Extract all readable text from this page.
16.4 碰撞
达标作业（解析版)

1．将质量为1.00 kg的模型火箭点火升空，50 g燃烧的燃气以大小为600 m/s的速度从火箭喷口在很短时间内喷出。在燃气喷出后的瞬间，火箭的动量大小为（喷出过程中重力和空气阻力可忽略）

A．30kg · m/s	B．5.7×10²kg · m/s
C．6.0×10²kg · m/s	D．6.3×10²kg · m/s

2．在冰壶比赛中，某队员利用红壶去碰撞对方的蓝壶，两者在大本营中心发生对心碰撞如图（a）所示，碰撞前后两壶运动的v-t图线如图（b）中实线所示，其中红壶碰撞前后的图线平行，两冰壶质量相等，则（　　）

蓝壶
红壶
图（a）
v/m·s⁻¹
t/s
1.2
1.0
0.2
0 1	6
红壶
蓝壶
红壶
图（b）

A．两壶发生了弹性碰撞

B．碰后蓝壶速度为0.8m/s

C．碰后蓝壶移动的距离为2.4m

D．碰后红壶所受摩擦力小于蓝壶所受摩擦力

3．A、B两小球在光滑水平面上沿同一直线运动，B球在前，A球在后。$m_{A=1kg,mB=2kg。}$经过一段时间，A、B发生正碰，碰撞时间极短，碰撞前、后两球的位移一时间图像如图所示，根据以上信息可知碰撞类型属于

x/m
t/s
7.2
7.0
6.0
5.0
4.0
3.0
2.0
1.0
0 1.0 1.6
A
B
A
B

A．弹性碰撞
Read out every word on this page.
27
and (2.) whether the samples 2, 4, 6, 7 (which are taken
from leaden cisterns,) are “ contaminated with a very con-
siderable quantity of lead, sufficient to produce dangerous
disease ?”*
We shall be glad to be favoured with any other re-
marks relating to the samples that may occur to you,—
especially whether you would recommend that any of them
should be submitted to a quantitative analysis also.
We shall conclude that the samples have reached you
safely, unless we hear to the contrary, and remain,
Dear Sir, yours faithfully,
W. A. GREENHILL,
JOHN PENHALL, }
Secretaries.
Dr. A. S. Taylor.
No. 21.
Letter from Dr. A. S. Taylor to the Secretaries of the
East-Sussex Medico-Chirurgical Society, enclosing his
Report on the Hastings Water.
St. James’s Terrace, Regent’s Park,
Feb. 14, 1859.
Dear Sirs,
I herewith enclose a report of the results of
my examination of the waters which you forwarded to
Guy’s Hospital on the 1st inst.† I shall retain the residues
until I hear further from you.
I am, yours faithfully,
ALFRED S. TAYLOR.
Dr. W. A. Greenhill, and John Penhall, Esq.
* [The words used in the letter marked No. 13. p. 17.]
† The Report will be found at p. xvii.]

What the task asks ->
Give back the whole listing, word for word.

Expected answer ->
Extract all readable text from this page.
16.4 碰撞
达标作业（解析版)

1．将质量为1.00 kg的模型火箭点火升空，50 g燃烧的燃气以大小为600 m/s的速度从火箭喷口在很短时间内喷出。在燃气喷出后的瞬间，火箭的动量大小为（喷出过程中重力和空气阻力可忽略）

A．30kg · m/s	B．5.7×10²kg · m/s
C．6.0×10²kg · m/s	D．6.3×10²kg · m/s

2．在冰壶比赛中，某队员利用红壶去碰撞对方的蓝壶，两者在大本营中心发生对心碰撞如图（a）所示，碰撞前后两壶运动的v-t图线如图（b）中实线所示，其中红壶碰撞前后的图线平行，两冰壶质量相等，则（　　）

蓝壶
红壶
图（a）
v/m·s⁻¹
t/s
1.2
1.0
0.2
0 1	6
红壶
蓝壶
红壶
图（b）

A．两壶发生了弹性碰撞

B．碰后蓝壶速度为0.8m/s

C．碰后蓝壶移动的距离为2.4m

D．碰后红壶所受摩擦力小于蓝壶所受摩擦力

3．A、B两小球在光滑水平面上沿同一直线运动，B球在前，A球在后。$m_{A=1kg,mB=2kg。}$经过一段时间，A、B发生正碰，碰撞时间极短，碰撞前、后两球的位移一时间图像如图所示，根据以上信息可知碰撞类型属于

x/m
t/s
7.2
7.0
6.0
5.0
4.0
3.0
2.0
1.0
0 1.0 1.6
A
B
A
B

A．弹性碰撞
Read out every word on this page.
27
and (2.) whether the samples 2, 4, 6, 7 (which are taken
from leaden cisterns,) are “ contaminated with a very con-
siderable quantity of lead, sufficient to produce dangerous
disease ?”*
We shall be glad to be favoured with any other re-
marks relating to the samples that may occur to you,—
especially whether you would recommend that any of them
should be submitted to a quantitative analysis also.
We shall conclude that the samples have reached you
safely, unless we hear to the contrary, and remain,
Dear Sir, yours faithfully,
W. A. GREENHILL,
JOHN PENHALL, }
Secretaries.
Dr. A. S. Taylor.
No. 21.
Letter from Dr. A. S. Taylor to the Secretaries of the
East-Sussex Medico-Chirurgical Society, enclosing his
Report on the Hastings Water.
St. James’s Terrace, Regent’s Park,
Feb. 14, 1859.
Dear Sirs,
I herewith enclose a report of the results of
my examination of the waters which you forwarded to
Guy’s Hospital on the 1st inst.† I shall retain the residues
until I hear further from you.
I am, yours faithfully,
ALFRED S. TAYLOR.
Dr. W. A. Greenhill, and John Penhall, Esq.
* [The words used in the letter marked No. 13. p. 17.]
† The Report will be found at p. xvii.]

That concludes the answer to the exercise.